Short exercise A:
In the blog post about moving and graduating, translate this sentence into Spanish: "I finished taking my last exam ever last night, and I am beyond thrilled."
Short exercise B:
Extend the blog post about moving and graduating with a passage that follows its last sentence.

Source passage:
============================================================

I had almost forgotten…

December 16th, 2009

…that I actually still have this thing.  The fact that I go a month without posting to a blog that had 3 posts to begin with is probably not a good reflection of my ability to commit to something, but when you think about what I’ve been up to in the last month with finishing classes and moving, I suppose it’s understandable.

I’m officially fully moved in now.  Took me about 3 weeks, one trip to IKEA in a ridiculously oversized truck, and a whole lot of time at Target, but I am finally all on my own.  In a way it feels very familiar; I lived in a studio apartment last year and generally enjoyed it, but this time most of my friends are either out of town or in town and married, which kind of rules out gatherings like the Tuesday Night Daiquiris of old.

I finished taking my last exam ever last night, and I am beyond thrilled.  Sixteen and a half years of school will finally come to a head on Saturday at commencement, and while I still don’t want to go, I am excited for it, even if it is just to get it over with.

Tomorrow and Friday are my last two days as the Intern at the office.  The guys have apparently realized this, because I’m suddenly being asked to get them coffee and anticipate a need to bring coffee creamer to the office when I stop by.  Fortunately, I do enough other valuable tasks that coffee runs aren’t important enough to merit stopping what I’m working on.  Very little will likely change when I cease to be the intern and become part of the team, but in many ways I’m perfectly alright with that. I’ve found a job that I love, and how many people my age can sit at commencement on Saturday knowing that they’ve got the job they want waiting for them?

So, what to do with the next phase in life? There’s a to-do list, which shouldn’t surprise anybody who knows me. I need to do some painting and liven the place up, both in terms of my apartment and this site.  I’ve had this domain for a year and in that year I’ve barely made use of it…I should probably start getting some value from it…

In case you were wondering…

November 20th, 2009

…I’m still suffering from CMS.  Except on mornings when I have to get up and go to work.  Those mornings I’m a little less motivated, but I’m starting to have trouble remembering which day it really is.

IKEA day was today.  I didn’t have access to anything big enough to move the larger pieces of furniture I needed, so I wound up getting a 15′ truck instead.  Not my first choice…I had wanted a club van, but this was the best they had.  So today I was that guy in the Ryder truck doing 60-65 on I-96 out to Canton and back.  The amount of space all that lovely flat-packed furniture took up in the back of the truck was almost as laughable as my moms’ and my attempts to move two flatbeds and a cart through the warehouse, but I made it there and back without running into anything.

============================================================

Extracted entries:
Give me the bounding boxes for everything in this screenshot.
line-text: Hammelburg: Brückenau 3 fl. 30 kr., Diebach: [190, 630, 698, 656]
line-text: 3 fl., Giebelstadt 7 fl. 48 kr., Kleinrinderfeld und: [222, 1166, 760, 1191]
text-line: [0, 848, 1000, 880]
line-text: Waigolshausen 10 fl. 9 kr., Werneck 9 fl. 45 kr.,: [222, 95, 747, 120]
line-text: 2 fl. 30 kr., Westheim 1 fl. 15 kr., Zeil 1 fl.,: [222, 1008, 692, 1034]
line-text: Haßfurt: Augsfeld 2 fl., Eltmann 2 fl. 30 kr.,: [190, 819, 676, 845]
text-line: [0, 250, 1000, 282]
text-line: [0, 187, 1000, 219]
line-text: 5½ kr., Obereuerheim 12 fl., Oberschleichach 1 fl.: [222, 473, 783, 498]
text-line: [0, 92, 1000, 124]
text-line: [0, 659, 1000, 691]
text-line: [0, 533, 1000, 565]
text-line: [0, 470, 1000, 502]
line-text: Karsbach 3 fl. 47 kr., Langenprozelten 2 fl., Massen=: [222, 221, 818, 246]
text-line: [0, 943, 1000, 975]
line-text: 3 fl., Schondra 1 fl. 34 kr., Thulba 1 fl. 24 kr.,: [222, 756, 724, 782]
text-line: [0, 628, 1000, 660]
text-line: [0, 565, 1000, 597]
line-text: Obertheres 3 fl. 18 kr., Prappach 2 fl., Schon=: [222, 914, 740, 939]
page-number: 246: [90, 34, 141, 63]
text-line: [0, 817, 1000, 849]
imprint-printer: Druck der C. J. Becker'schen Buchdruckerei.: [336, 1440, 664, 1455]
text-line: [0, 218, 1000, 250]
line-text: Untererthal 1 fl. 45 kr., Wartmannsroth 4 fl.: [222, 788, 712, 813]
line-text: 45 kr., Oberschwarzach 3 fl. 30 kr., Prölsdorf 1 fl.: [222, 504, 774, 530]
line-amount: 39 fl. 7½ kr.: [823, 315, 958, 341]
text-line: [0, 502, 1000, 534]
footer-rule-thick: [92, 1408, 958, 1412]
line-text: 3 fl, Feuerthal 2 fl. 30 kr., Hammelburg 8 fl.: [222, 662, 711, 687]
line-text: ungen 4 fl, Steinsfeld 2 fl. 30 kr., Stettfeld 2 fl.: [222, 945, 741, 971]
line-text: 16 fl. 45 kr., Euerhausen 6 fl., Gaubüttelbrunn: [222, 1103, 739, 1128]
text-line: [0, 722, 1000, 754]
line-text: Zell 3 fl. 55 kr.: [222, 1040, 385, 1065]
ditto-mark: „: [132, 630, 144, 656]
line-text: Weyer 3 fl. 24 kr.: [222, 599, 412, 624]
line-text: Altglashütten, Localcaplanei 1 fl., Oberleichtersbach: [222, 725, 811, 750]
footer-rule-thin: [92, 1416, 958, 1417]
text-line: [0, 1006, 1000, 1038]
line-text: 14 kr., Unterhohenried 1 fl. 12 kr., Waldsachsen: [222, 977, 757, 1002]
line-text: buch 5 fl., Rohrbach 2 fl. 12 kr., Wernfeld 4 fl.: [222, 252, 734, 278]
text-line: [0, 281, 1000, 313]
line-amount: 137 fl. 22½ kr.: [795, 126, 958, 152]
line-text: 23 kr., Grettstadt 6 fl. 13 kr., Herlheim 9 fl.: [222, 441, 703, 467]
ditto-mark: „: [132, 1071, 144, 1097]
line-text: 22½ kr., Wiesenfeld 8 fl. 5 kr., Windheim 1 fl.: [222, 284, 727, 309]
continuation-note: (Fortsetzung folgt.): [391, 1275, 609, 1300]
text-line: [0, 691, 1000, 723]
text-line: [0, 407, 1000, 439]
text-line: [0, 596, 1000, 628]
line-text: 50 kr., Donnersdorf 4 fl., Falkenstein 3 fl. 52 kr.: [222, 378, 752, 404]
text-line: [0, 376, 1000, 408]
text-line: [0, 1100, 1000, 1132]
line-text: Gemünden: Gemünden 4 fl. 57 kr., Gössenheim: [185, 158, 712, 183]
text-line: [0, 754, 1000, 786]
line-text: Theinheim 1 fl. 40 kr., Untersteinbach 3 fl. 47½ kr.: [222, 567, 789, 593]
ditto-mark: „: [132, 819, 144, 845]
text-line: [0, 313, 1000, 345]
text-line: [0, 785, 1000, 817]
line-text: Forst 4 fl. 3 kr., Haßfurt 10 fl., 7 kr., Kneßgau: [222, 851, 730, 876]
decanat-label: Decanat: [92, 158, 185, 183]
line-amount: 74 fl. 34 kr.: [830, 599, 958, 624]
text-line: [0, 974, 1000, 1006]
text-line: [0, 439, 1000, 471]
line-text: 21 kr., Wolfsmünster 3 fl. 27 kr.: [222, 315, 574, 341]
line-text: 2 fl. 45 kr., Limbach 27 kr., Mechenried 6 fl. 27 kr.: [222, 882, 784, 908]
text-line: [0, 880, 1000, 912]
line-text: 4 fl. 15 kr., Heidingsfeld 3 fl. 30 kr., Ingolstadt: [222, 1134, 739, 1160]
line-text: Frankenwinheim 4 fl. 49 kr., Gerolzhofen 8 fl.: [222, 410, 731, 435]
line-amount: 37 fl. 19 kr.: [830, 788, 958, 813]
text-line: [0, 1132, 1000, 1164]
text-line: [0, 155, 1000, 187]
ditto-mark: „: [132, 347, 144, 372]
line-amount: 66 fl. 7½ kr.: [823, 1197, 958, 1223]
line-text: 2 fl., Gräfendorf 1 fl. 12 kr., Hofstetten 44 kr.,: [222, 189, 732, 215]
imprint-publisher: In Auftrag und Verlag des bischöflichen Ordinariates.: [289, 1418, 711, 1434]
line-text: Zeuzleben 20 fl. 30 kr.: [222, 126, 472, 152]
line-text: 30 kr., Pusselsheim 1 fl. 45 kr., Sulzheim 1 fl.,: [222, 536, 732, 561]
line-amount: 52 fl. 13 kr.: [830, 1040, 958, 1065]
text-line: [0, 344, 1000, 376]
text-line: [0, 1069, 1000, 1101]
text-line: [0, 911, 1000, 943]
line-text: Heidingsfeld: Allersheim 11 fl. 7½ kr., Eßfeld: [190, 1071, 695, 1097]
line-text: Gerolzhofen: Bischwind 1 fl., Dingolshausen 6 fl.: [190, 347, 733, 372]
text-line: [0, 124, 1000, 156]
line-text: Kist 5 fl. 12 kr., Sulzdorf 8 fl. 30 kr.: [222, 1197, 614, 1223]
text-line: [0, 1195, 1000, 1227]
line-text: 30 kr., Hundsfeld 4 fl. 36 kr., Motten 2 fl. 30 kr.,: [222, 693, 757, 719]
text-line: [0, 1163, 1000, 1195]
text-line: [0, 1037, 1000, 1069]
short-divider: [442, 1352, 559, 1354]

============================================================

Result A:
Anoche presenté el último examen de mi vida, y estoy feliz como nunca.

Result B:
Tomorrow is the big furniture-assembly day.  We put together my TV stand and my desk today after getting everything unloaded at the apartment, then I came back home and took apart my kitchen table and put the hardware on my coffee table drawers.  The screws are all 30+ years old, so some of them are rusty to the point of being stripped, but I figure I’m never going to have to take this thing apart again.  I’ll post a picture of it once I get it in the apartment; it’s a pretty cool piece.

The mattress arrives on Tuesday morning, but even without that, I could pretty much live there now.  My kitchen is over there, I’ve got Internet (every bit as important as heat and electricity and running water) and a sleeping bag and a pillow.  However, it will still be a few more days until I’m over there.  Tomorrow I move the rest of my big toys, I’ll probably get a Chistmas tree (half off is a pretty good before-Christmas special), and I’ll go into work for a few hours to make up for playing hooky today.

Now I just need to finish my thesis project and I can clear the next major hurdle.

Christmas Morning Syndrome…

November 14th, 2009

…is basically what I had this morning.  You remember when you were a kid and you’d wake up at 6 in the morning and not be able to go back to sleep because it was Christmas and there were all those presents waiting for you downstairs?

That was me this morning.  I finally had a chance to sleep in past 7, and I wake up at…7:30.  So I suppose I did sleep in for a while, but let’s face it, a half hour doesn’t really count.

But I am now happily in possession of my own place once more.  I have the keys, I have some of my things in boxes, and I don’t have a scrap of furniture, but I’m finally getting there.   An extensive array of before and after pictures will come, eventually, but for now, I need to pack.

Perhaps I work too much…

November 12th, 2009

…or just dedicate too much time to not working.  Probably depends on your point of view.  I was going to post something that gave the world a slightly better notion of who I am, but it occurs to me that most everybody who reads this thing already knows me, which means I can probably wait a bit longer without depriving anybody of a more complete understanding of who I am.

Long-winded excuses for delayed posts aside, I would just like to say this:

I hate Windows Vista.

I realize, I am certainly not the first person to say this.  And I probably should have arrived at this conclusion years ago, especially considering that I work as a support technician at an IT consulting and support firm and it’s my job to fix people’s computers.  I probably should have deduced by the incredibly small number of Windows Vista PCs we support almost three years after Vista’s launch that the operating system did not go over well.  But I’ve been living in what could be called a Windows XP Reality Distortion Field, and as far as I have been concerned, there was Windows XP for a really, really long time, and now there’s Windows 7.  In between was just a period where Apple grabbed a moderate amount of market share among my demographic.

But today, I got to deal with Windows Vista systems, and I have to say, I really hate Windows Vista.  It’s really, really slow.  Part of the problem is that I was working on either a budget desktop or a pair of underpowered tablet laptops, and none of those machines can really handle Vista, but when you get done with your day and all you can say you did was run Windows Update seven million times, that’s not really a good sign.  Vista feels slow, clunky, and difficult to maneuver; it’s like trying to drive a truck instead of something far sexier, like a Mark IV Jetta.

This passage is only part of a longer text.